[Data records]
(begin)

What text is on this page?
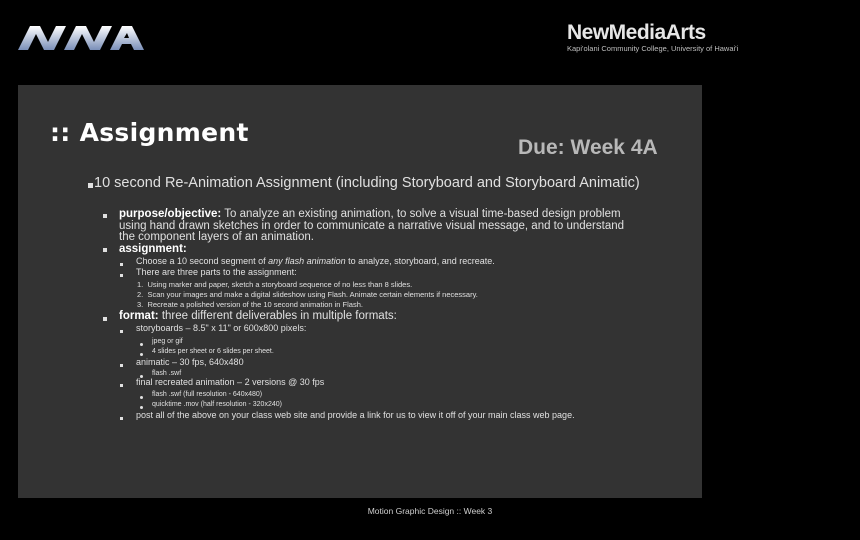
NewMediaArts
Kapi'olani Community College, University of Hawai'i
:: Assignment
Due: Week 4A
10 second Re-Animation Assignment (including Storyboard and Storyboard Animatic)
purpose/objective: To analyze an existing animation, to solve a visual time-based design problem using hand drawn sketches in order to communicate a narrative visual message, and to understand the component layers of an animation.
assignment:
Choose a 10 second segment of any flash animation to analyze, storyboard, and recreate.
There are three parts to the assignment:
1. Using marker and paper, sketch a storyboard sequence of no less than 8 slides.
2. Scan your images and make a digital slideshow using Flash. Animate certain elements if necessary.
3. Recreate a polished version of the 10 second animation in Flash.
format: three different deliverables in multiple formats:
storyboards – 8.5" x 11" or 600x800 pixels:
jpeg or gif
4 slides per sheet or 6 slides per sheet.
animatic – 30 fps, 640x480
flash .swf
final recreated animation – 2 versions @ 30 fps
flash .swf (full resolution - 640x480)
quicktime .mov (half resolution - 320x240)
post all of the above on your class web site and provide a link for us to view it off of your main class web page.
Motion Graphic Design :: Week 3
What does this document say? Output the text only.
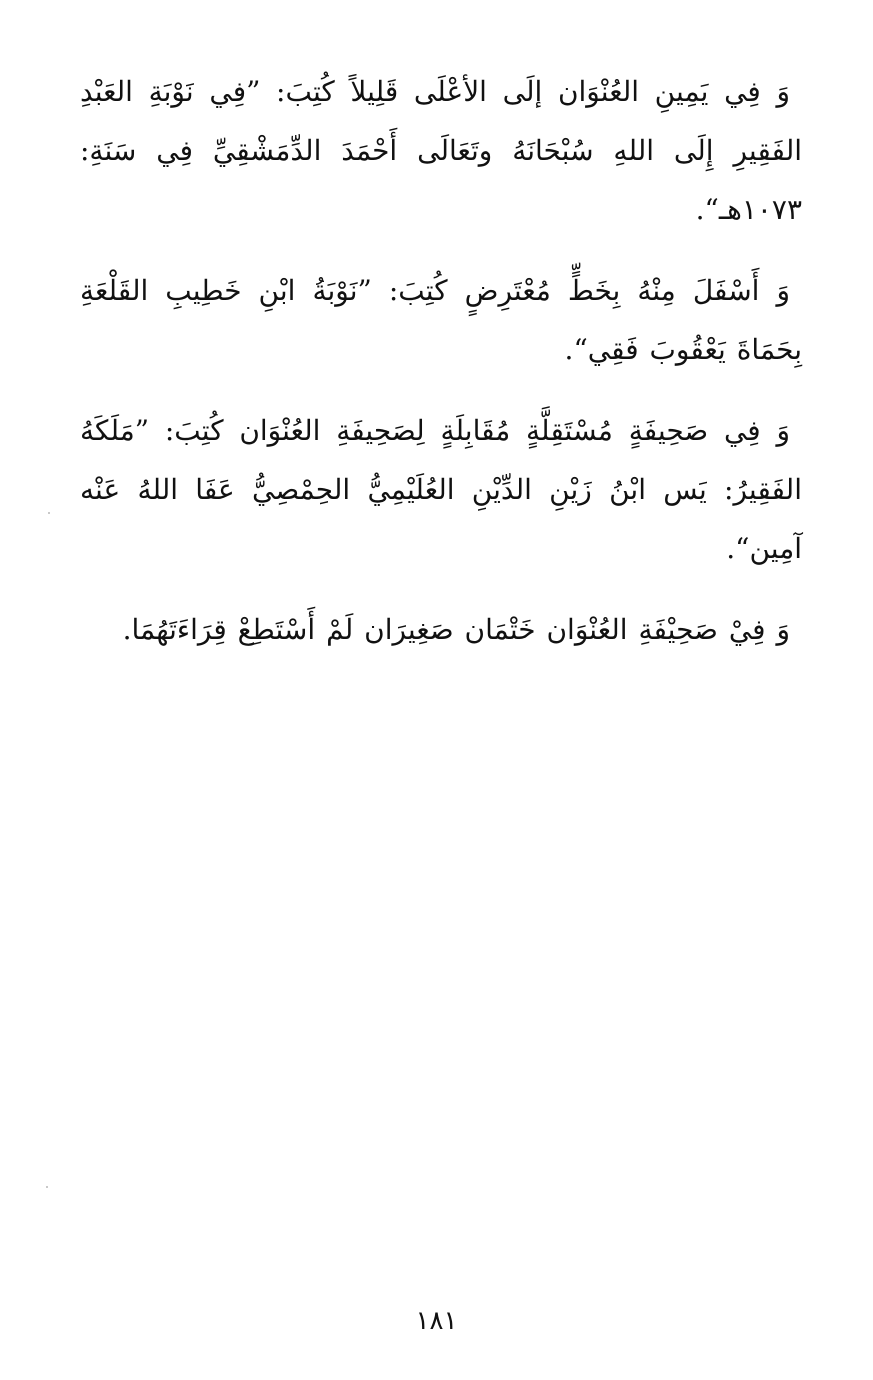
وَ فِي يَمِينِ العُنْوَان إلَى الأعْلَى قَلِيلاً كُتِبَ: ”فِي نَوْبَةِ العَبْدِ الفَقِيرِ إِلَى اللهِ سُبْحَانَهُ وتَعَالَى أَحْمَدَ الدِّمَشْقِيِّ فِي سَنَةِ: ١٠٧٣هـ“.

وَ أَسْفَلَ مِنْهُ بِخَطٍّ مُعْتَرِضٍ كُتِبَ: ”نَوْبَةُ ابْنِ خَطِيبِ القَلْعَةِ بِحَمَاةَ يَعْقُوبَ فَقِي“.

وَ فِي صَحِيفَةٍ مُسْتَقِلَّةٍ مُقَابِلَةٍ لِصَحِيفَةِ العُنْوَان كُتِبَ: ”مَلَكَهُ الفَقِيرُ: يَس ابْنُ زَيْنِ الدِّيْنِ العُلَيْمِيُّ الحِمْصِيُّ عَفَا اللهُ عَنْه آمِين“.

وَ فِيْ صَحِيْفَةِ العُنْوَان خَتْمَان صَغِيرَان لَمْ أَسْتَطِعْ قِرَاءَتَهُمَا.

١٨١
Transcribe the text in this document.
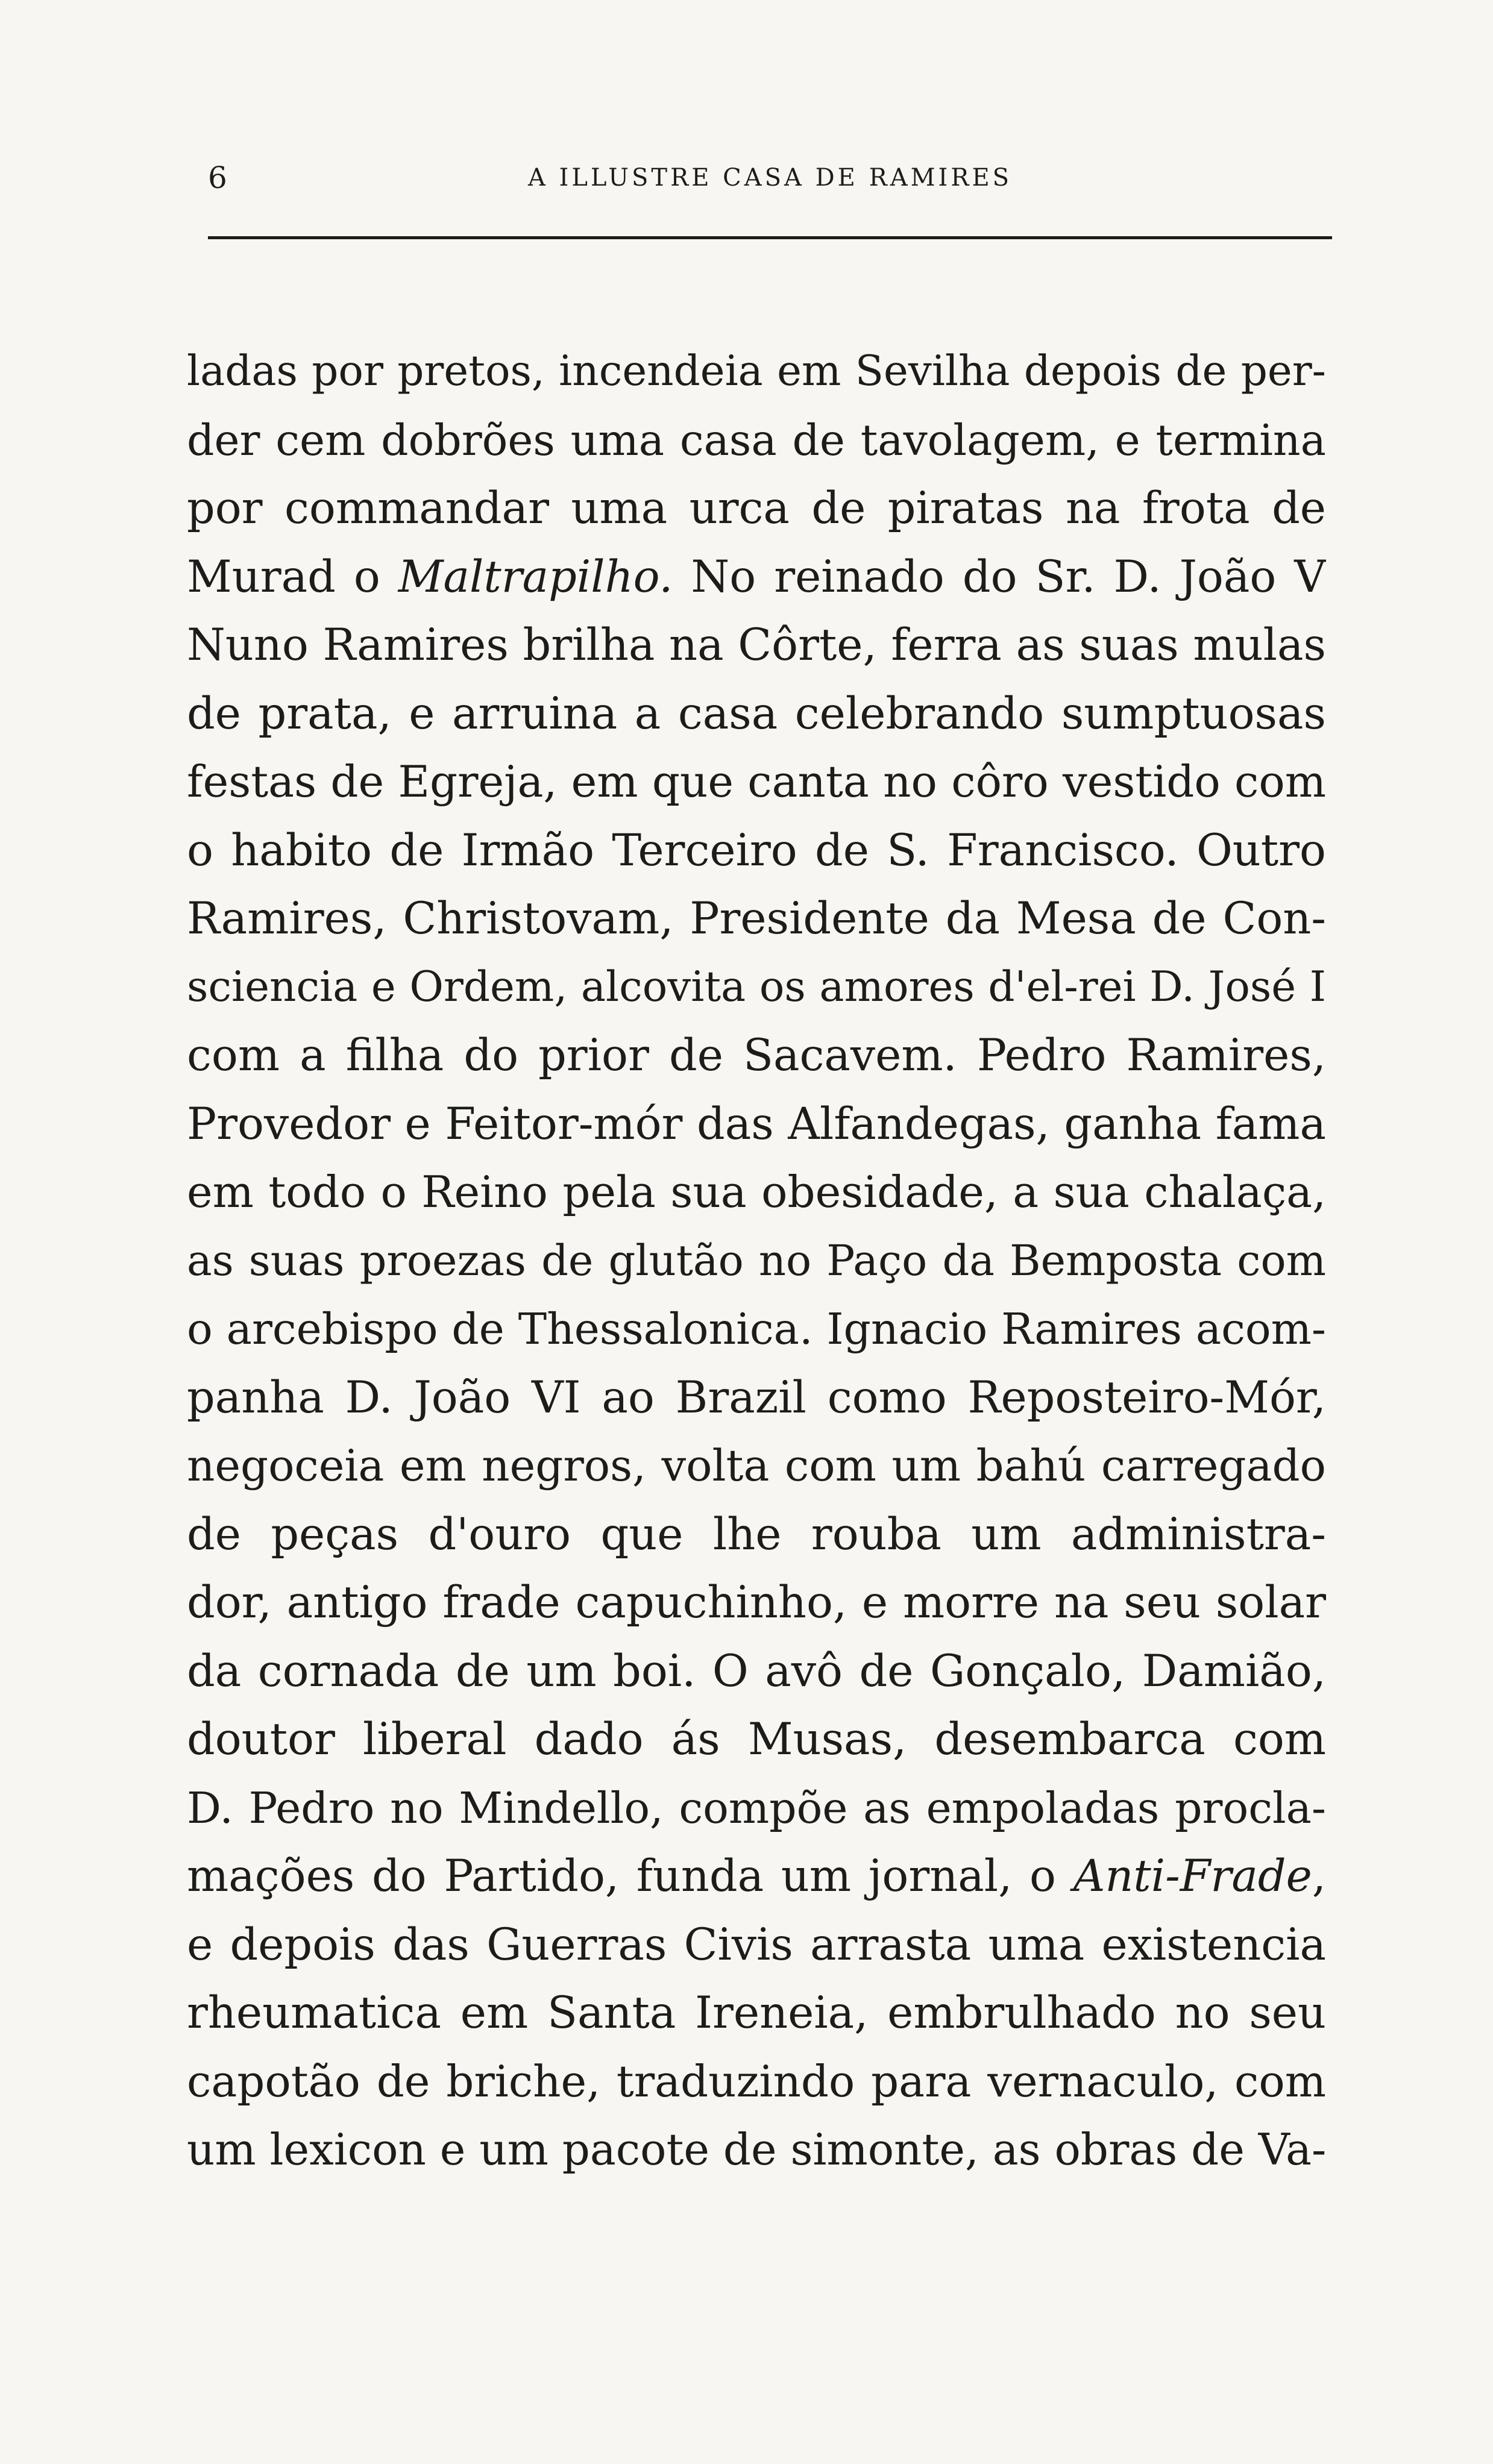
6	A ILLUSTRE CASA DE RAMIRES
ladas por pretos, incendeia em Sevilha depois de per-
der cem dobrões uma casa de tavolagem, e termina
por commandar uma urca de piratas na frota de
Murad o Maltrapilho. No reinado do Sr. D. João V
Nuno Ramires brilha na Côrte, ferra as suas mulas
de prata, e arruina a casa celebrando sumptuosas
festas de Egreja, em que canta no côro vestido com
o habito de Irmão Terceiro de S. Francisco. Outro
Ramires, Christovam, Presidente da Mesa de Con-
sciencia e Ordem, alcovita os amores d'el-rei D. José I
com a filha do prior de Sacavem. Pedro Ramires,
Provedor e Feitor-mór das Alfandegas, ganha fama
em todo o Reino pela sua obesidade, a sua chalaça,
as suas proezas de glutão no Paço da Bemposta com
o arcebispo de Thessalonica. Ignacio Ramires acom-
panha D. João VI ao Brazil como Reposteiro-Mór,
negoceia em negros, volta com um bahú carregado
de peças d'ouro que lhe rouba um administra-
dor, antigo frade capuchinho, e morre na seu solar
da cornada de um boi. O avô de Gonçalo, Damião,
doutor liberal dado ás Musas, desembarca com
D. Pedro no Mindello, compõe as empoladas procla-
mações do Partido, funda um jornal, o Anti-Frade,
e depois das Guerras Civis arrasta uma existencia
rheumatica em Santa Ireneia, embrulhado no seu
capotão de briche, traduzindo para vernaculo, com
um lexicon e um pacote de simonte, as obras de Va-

(end)

[GIVEN EXERCISE]:
Lines of the listing that contain the word "document" are to be counted; report only their number.

[FINISHED EXERCISE]:
2